# Stated goal:
Count every line that has "with" in it and give the total, nothing more.
— Start —
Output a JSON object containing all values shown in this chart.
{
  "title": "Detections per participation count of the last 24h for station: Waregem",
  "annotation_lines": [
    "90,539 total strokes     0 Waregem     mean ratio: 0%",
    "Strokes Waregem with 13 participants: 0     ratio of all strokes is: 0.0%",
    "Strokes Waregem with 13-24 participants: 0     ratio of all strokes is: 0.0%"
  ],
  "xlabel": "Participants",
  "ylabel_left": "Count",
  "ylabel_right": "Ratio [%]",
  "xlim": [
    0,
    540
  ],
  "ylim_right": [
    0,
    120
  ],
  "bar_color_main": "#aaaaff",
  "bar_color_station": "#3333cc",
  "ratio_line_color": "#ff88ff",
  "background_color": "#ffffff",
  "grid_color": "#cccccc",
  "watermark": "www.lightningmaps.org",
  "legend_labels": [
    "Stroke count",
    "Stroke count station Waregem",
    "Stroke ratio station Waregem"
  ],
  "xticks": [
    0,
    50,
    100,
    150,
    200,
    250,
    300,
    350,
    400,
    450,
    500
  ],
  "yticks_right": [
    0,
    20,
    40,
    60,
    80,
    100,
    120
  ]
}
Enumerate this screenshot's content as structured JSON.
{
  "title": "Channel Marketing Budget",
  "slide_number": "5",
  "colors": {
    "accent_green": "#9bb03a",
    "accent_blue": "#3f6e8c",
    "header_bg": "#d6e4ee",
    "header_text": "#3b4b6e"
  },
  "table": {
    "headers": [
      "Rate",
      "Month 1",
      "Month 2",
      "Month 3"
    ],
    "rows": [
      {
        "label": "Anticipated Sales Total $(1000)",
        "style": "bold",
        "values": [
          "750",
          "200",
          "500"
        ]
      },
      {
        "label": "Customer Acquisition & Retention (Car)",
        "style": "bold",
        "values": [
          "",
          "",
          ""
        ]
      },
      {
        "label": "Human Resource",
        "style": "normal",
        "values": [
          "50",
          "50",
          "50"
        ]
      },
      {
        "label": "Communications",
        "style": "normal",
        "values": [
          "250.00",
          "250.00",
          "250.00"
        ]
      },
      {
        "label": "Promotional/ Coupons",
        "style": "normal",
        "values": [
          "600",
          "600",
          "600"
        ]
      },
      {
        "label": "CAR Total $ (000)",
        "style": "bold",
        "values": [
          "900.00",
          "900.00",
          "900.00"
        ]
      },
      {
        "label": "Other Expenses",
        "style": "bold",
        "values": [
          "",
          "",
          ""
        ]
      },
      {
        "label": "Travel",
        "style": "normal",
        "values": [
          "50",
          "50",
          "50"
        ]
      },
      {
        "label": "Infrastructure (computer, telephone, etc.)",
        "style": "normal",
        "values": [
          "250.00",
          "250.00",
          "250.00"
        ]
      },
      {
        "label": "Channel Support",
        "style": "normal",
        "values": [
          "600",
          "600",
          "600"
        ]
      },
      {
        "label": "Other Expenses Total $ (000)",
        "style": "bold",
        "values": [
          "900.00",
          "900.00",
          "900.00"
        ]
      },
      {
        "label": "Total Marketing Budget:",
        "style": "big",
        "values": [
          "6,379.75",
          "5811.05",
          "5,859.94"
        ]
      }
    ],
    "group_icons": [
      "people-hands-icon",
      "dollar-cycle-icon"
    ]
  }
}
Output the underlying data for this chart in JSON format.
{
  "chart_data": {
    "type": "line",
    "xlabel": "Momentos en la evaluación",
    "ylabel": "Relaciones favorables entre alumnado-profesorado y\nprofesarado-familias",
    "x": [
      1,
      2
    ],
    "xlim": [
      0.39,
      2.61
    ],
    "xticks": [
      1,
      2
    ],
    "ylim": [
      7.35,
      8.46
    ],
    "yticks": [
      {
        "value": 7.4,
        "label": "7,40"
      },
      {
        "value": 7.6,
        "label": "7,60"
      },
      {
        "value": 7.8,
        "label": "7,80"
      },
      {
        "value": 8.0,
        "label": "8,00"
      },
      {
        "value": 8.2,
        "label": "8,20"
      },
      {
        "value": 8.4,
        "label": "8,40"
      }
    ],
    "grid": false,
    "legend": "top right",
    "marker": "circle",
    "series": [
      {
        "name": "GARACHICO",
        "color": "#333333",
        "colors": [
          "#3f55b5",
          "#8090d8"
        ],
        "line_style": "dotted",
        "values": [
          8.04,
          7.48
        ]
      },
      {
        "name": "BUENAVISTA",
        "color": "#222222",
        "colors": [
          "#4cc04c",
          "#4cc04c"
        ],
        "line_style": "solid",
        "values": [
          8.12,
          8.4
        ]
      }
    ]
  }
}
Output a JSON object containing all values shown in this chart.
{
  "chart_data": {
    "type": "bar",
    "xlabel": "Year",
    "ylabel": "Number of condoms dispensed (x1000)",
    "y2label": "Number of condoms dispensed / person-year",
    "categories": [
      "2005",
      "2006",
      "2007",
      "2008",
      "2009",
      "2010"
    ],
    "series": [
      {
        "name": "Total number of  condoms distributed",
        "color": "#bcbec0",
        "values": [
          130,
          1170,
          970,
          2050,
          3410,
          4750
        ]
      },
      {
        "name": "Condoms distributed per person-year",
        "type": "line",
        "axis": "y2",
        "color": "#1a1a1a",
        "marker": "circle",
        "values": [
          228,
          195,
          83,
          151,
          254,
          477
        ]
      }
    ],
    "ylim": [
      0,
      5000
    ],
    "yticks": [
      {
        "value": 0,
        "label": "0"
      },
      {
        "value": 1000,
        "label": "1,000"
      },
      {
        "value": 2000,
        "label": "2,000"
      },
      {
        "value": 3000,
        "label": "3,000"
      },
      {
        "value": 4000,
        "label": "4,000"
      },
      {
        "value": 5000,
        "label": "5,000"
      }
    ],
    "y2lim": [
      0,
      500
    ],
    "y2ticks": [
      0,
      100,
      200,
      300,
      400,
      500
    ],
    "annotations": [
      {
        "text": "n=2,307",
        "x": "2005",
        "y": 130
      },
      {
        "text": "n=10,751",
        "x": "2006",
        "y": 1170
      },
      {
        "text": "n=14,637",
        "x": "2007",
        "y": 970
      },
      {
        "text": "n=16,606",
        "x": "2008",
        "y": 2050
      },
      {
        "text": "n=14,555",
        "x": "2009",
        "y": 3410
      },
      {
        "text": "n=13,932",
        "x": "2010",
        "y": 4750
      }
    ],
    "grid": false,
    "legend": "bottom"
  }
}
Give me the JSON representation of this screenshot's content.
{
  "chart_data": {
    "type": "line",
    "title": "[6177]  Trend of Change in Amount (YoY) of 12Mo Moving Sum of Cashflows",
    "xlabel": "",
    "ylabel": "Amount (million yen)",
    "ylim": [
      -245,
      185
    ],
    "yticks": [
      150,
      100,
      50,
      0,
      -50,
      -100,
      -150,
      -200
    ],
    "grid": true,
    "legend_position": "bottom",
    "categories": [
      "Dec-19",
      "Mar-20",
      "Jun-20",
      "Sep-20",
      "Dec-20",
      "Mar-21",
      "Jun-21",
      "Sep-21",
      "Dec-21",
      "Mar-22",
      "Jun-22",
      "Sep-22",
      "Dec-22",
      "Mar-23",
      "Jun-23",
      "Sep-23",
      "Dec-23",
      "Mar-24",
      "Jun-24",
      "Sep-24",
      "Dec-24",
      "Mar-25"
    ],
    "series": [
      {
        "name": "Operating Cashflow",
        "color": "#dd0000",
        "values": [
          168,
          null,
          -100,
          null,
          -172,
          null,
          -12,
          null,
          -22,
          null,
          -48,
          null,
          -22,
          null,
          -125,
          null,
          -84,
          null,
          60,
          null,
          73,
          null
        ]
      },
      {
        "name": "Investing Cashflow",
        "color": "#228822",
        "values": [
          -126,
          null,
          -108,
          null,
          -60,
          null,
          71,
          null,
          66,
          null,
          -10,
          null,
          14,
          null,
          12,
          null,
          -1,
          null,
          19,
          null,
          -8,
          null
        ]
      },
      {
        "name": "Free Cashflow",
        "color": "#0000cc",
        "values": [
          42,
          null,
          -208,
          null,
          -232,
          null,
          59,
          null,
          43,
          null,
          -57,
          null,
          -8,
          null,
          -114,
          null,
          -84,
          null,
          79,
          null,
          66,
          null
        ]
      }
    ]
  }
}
— End —
# Result of the exercise:
2